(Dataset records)
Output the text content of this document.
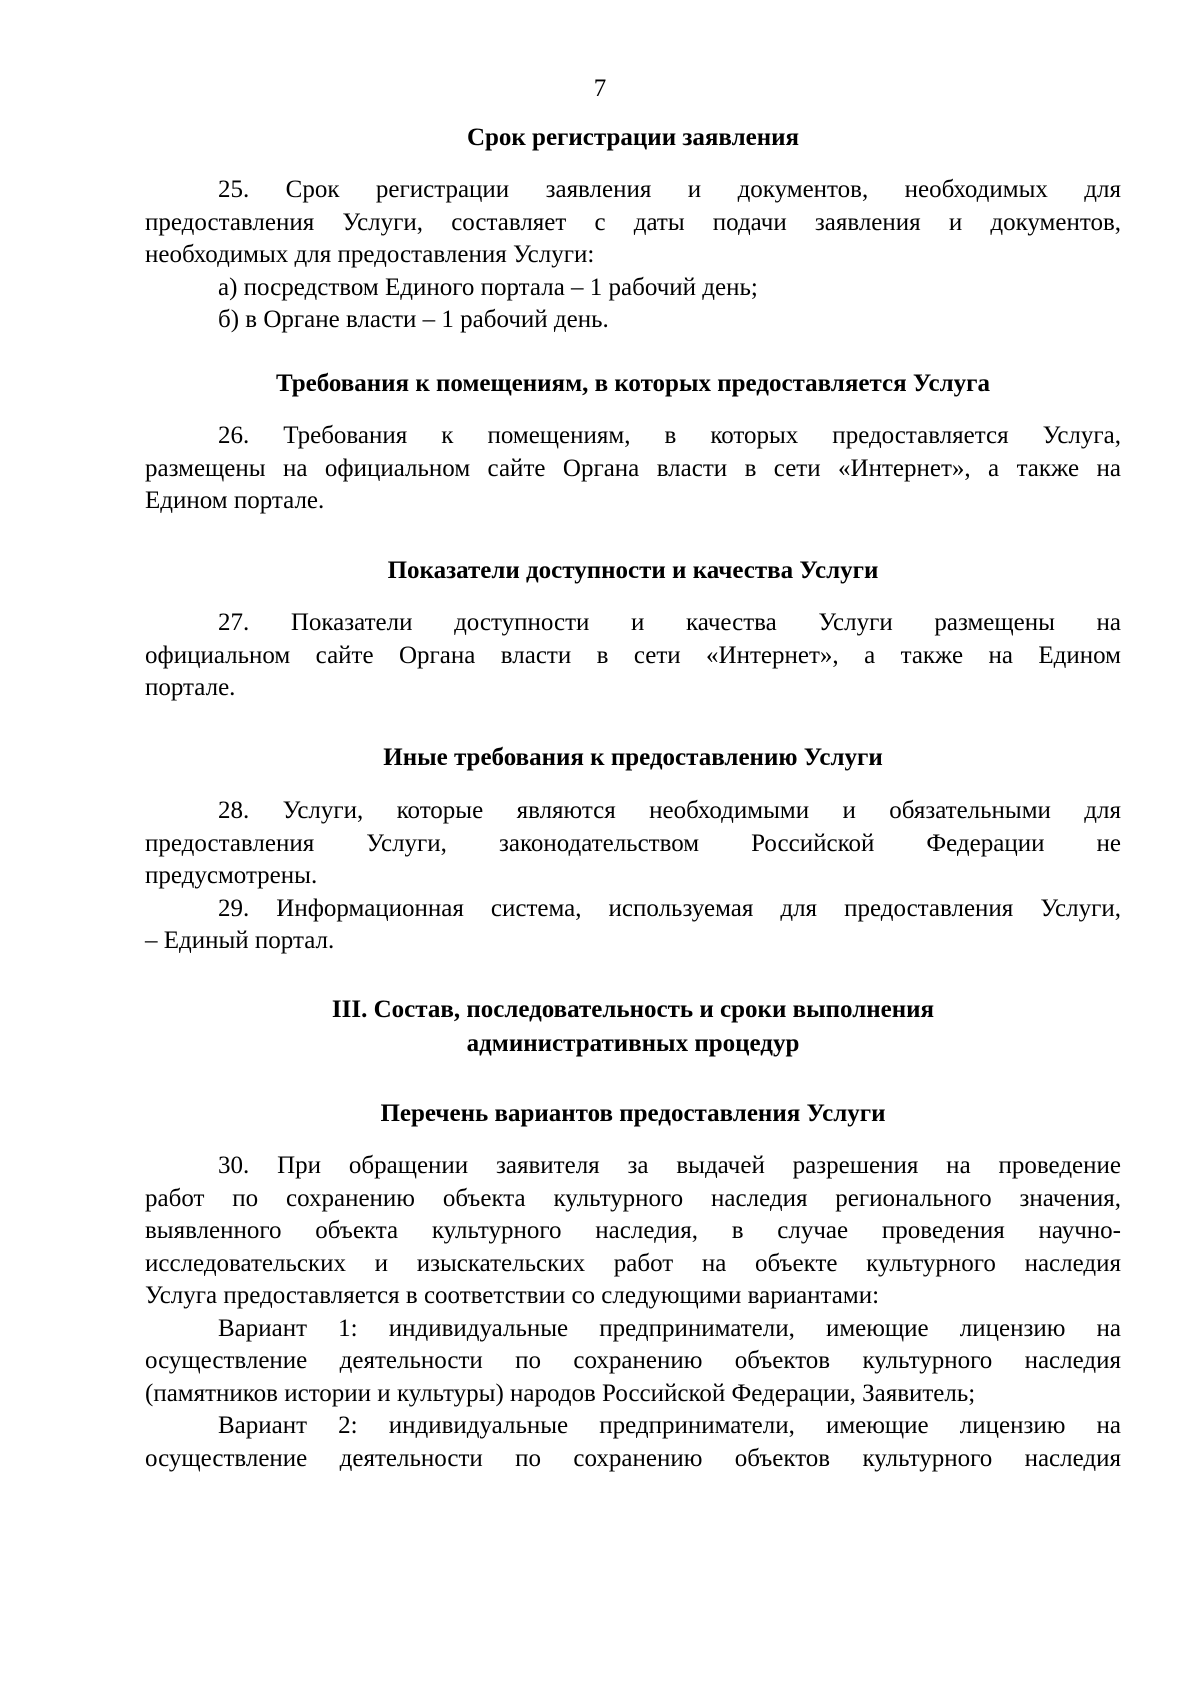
7
Срок регистрации заявления
25. Срок регистрации заявления и документов, необходимых для
предоставления Услуги, составляет с даты подачи заявления и документов,
необходимых для предоставления Услуги:
а) посредством Единого портала – 1 рабочий день;
б) в Органе власти – 1 рабочий день.
Требования к помещениям, в которых предоставляется Услуга
26. Требования к помещениям, в которых предоставляется Услуга,
размещены на официальном сайте Органа власти в сети «Интернет», а также на
Едином портале.
Показатели доступности и качества Услуги
27. Показатели доступности и качества Услуги размещены на
официальном сайте Органа власти в сети «Интернет», а также на Едином
портале.
Иные требования к предоставлению Услуги
28. Услуги, которые являются необходимыми и обязательными для
предоставления Услуги, законодательством Российской Федерации не
предусмотрены.
29. Информационная система, используемая для предоставления Услуги,
– Единый портал.
III. Состав, последовательность и сроки выполнения
административных процедур
Перечень вариантов предоставления Услуги
30. При обращении заявителя за выдачей разрешения на проведение
работ по сохранению объекта культурного наследия регионального значения,
выявленного объекта культурного наследия, в случае проведения научно-
исследовательских и изыскательских работ на объекте культурного наследия
Услуга предоставляется в соответствии со следующими вариантами:
Вариант 1: индивидуальные предприниматели, имеющие лицензию на
осуществление деятельности по сохранению объектов культурного наследия
(памятников истории и культуры) народов Российской Федерации, Заявитель;
Вариант 2: индивидуальные предприниматели, имеющие лицензию на
осуществление деятельности по сохранению объектов культурного наследия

Aim of the task
Leave out the pictures and copy every record above exactly.

Complete answer
Output the text content of this document.
7
Срок регистрации заявления
25. Срок регистрации заявления и документов, необходимых для
предоставления Услуги, составляет с даты подачи заявления и документов,
необходимых для предоставления Услуги:
а) посредством Единого портала – 1 рабочий день;
б) в Органе власти – 1 рабочий день.
Требования к помещениям, в которых предоставляется Услуга
26. Требования к помещениям, в которых предоставляется Услуга,
размещены на официальном сайте Органа власти в сети «Интернет», а также на
Едином портале.
Показатели доступности и качества Услуги
27. Показатели доступности и качества Услуги размещены на
официальном сайте Органа власти в сети «Интернет», а также на Едином
портале.
Иные требования к предоставлению Услуги
28. Услуги, которые являются необходимыми и обязательными для
предоставления Услуги, законодательством Российской Федерации не
предусмотрены.
29. Информационная система, используемая для предоставления Услуги,
– Единый портал.
III. Состав, последовательность и сроки выполнения
административных процедур
Перечень вариантов предоставления Услуги
30. При обращении заявителя за выдачей разрешения на проведение
работ по сохранению объекта культурного наследия регионального значения,
выявленного объекта культурного наследия, в случае проведения научно-
исследовательских и изыскательских работ на объекте культурного наследия
Услуга предоставляется в соответствии со следующими вариантами:
Вариант 1: индивидуальные предприниматели, имеющие лицензию на
осуществление деятельности по сохранению объектов культурного наследия
(памятников истории и культуры) народов Российской Федерации, Заявитель;
Вариант 2: индивидуальные предприниматели, имеющие лицензию на
осуществление деятельности по сохранению объектов культурного наследия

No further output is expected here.